Directions: Lines containing the word "this" are to be counted; state their number and nothing further.

Records provided:
◆ ◆ ◆ ◆

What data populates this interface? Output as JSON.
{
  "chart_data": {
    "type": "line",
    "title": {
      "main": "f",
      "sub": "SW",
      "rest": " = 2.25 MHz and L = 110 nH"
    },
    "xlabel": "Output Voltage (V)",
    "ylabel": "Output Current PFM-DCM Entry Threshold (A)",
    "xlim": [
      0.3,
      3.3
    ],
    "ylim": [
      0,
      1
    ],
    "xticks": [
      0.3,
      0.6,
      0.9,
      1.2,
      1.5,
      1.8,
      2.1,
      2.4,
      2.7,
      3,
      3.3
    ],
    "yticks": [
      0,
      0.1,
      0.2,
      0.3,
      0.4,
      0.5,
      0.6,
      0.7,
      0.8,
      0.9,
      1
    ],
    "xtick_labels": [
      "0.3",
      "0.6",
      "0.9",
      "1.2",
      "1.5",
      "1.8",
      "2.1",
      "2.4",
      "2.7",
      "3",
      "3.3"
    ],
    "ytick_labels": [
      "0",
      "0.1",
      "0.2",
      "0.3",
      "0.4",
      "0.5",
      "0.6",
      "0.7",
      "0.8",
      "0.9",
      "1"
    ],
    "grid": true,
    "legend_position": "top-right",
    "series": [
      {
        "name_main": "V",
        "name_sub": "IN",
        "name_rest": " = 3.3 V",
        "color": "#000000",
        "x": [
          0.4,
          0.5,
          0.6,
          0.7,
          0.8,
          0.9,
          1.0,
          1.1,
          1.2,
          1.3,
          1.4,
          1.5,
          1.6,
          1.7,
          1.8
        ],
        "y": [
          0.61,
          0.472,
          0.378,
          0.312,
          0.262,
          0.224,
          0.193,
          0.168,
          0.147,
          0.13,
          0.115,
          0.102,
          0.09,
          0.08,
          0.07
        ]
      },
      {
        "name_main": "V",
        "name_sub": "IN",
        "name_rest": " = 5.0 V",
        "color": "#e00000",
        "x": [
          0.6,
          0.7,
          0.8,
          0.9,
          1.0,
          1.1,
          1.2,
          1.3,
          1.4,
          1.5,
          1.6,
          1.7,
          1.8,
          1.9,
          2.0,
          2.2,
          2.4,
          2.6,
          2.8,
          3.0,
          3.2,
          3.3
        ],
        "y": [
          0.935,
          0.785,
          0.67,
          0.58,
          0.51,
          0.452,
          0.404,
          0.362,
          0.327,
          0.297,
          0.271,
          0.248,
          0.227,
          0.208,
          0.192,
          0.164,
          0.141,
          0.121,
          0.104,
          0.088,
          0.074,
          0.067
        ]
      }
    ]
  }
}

◆ ◆ ◆ ◆

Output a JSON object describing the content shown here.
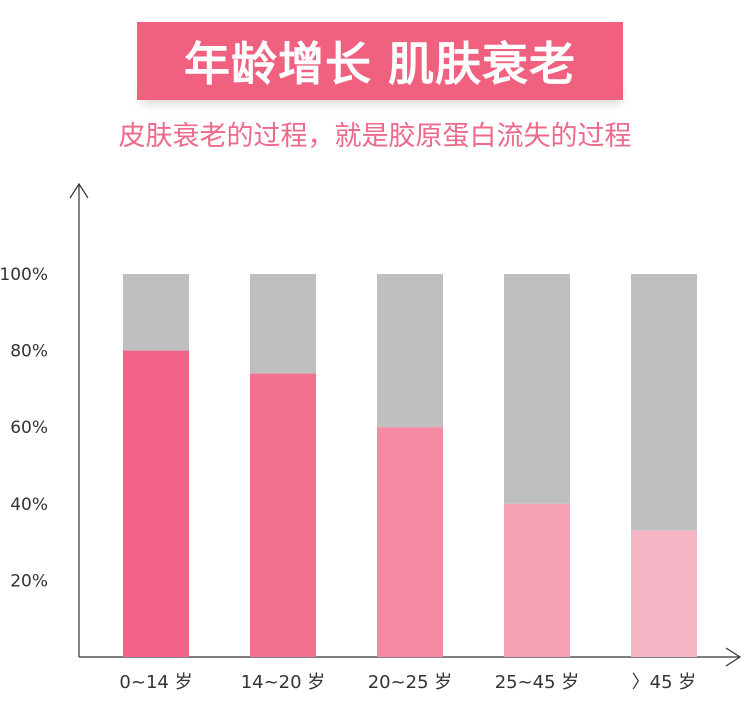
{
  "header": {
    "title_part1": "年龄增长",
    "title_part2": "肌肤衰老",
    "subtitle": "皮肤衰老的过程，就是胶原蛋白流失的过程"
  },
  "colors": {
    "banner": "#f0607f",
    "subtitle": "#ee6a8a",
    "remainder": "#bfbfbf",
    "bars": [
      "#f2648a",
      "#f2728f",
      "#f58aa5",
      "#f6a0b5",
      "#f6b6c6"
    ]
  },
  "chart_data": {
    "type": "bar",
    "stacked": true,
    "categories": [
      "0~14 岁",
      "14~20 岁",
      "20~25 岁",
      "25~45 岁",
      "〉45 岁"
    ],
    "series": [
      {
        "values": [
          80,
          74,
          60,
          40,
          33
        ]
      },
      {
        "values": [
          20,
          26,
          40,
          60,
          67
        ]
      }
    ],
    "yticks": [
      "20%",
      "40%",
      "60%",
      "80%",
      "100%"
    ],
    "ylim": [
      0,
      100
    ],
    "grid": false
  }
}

◆ ◆ ◆ ◆

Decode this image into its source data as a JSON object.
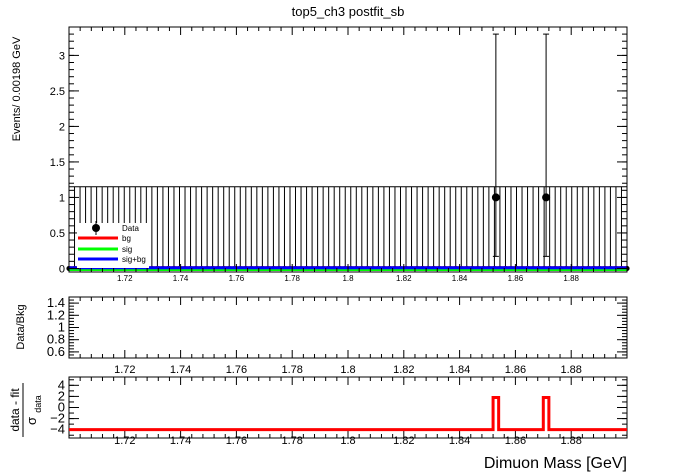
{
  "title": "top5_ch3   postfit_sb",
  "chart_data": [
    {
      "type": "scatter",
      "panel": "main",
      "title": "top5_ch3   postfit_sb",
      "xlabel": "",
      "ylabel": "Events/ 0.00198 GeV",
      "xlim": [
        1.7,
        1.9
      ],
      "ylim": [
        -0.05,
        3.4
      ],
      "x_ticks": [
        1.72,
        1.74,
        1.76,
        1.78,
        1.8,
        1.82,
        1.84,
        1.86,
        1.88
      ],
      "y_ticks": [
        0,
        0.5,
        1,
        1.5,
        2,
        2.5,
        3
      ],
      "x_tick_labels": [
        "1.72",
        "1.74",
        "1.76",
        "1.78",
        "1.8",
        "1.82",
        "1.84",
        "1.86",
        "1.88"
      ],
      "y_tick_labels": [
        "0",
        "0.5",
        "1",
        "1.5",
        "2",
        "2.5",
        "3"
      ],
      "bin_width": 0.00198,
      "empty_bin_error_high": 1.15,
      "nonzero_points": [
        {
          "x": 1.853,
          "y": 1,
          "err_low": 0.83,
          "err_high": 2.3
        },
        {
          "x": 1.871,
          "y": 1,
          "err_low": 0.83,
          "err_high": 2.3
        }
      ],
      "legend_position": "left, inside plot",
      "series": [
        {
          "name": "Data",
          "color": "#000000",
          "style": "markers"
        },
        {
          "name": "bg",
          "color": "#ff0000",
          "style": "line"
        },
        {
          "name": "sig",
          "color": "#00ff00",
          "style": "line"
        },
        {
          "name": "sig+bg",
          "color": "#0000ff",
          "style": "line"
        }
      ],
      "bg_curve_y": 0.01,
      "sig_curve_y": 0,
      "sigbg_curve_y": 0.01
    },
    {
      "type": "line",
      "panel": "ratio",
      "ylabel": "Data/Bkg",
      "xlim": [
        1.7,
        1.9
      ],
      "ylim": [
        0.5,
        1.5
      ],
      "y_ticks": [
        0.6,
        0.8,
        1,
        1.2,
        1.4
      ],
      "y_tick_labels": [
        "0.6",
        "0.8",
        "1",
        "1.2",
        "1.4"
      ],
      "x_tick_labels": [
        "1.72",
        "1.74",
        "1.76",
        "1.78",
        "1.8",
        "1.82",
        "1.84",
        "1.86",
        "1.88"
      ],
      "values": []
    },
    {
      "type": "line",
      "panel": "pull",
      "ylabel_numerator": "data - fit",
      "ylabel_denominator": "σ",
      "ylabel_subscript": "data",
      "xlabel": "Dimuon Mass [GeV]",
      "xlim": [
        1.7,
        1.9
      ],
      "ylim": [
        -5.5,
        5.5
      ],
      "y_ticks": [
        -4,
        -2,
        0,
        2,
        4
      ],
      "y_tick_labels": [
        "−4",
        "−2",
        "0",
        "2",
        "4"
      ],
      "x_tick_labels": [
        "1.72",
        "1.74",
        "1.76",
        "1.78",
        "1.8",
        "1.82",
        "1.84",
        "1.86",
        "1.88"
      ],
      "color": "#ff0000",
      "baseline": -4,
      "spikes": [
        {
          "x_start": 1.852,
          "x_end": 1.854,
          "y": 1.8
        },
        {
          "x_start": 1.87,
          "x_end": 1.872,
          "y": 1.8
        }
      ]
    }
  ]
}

◆ ◆ ◆ ◆

Final result: 2